* **STATED GOAL**
List all lines of the data containing the word "reform".

begin INFORMATION PROVIDED

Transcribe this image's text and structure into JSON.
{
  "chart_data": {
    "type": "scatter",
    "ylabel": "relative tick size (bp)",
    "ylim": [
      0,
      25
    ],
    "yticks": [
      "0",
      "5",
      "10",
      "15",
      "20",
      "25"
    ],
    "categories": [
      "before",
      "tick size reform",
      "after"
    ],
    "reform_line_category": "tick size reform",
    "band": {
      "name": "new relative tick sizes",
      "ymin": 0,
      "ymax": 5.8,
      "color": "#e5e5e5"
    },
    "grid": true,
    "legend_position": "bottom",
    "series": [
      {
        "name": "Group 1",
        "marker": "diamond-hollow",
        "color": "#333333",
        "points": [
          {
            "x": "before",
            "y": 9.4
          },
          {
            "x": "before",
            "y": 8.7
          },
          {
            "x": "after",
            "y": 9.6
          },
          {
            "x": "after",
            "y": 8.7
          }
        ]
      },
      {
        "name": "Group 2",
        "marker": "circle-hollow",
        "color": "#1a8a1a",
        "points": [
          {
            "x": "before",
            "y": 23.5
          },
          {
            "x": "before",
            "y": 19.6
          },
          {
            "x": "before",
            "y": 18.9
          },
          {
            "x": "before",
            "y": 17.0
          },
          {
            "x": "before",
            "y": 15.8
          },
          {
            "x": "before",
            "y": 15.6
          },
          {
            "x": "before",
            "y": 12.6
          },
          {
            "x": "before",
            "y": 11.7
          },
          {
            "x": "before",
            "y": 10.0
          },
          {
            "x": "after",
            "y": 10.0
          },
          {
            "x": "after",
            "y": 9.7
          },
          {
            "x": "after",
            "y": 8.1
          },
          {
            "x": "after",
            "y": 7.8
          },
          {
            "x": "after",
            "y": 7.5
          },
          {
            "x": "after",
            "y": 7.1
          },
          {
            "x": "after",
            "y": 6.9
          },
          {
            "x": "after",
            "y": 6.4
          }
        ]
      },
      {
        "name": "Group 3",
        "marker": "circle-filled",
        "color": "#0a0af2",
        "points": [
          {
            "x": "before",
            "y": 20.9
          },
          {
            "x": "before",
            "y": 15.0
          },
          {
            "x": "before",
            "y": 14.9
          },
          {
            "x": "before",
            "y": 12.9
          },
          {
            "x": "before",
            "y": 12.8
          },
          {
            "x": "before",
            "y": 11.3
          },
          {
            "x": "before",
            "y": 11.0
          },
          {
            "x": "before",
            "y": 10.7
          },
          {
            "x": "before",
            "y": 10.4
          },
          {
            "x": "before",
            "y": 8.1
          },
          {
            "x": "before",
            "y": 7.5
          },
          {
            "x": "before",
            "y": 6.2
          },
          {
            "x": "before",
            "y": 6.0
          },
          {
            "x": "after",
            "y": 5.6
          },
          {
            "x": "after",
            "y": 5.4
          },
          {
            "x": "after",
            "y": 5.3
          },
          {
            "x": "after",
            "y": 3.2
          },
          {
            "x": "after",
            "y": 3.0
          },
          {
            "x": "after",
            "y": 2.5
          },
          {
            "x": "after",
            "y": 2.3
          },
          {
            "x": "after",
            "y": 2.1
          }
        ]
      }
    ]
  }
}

end INFORMATION PROVIDED

* **OUTPUT OF THE TASK**
      "tick size reform",
    "reform_line_category": "tick size reform",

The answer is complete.